#### Supplied records
»»
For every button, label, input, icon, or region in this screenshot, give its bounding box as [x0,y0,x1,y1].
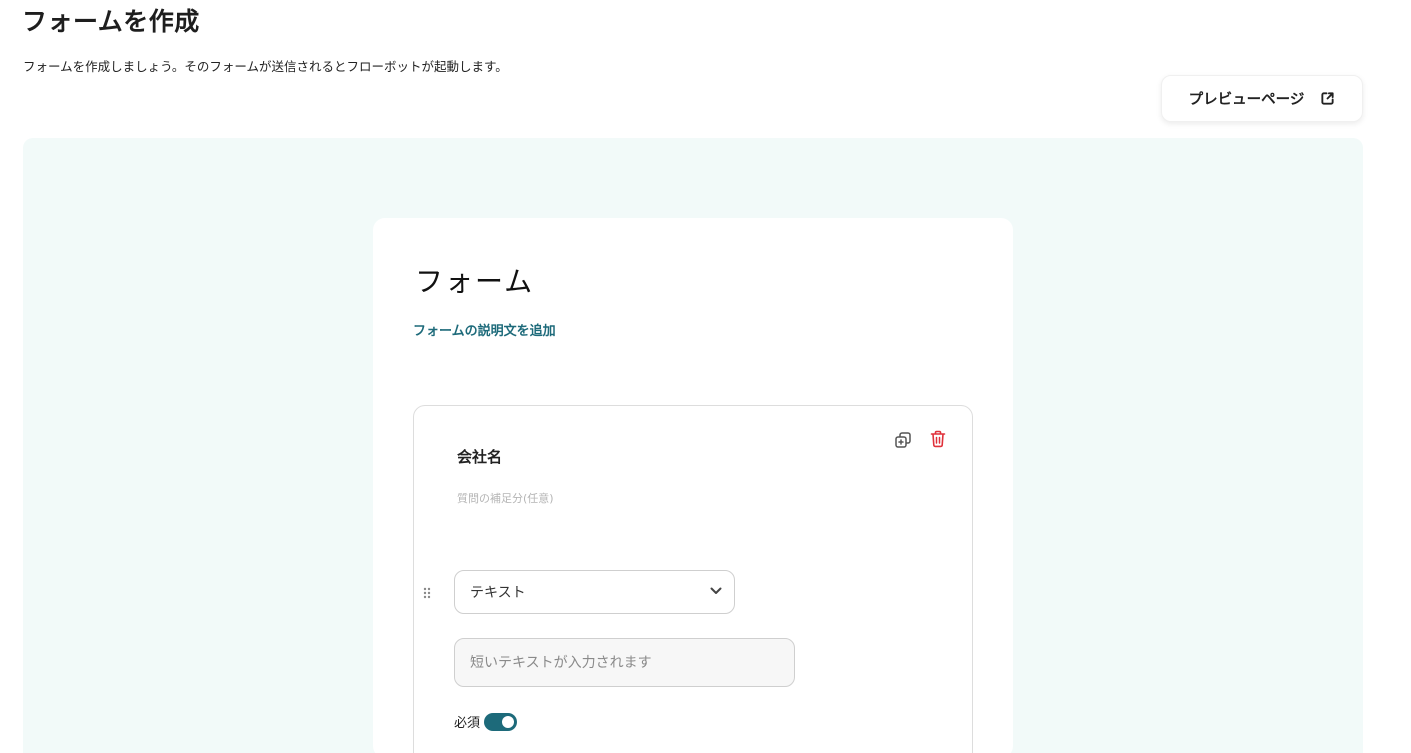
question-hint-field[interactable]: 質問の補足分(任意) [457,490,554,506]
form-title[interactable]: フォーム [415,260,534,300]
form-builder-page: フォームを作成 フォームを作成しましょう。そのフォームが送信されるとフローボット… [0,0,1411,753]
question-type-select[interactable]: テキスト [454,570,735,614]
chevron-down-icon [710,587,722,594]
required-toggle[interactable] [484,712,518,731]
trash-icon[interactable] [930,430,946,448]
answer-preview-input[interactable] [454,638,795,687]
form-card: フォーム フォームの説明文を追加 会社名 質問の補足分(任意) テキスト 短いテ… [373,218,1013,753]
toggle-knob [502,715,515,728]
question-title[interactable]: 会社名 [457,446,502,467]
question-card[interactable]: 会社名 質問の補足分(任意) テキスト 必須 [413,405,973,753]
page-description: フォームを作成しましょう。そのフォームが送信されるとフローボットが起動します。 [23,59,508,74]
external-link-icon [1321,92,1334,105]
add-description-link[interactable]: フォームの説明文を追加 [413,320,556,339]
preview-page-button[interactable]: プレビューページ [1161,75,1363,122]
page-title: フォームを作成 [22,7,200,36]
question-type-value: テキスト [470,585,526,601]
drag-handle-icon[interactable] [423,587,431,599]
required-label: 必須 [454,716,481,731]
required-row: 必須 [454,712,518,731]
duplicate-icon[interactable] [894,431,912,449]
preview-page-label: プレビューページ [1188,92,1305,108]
««
»»
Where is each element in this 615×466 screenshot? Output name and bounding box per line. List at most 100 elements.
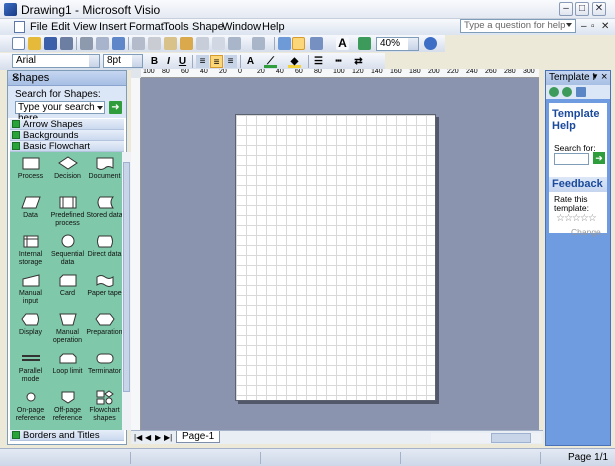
««
#### Stated goal
How many lines in the records contain the string "プレビューページ"? Case counts; reply with the number alone.

#### Full response
2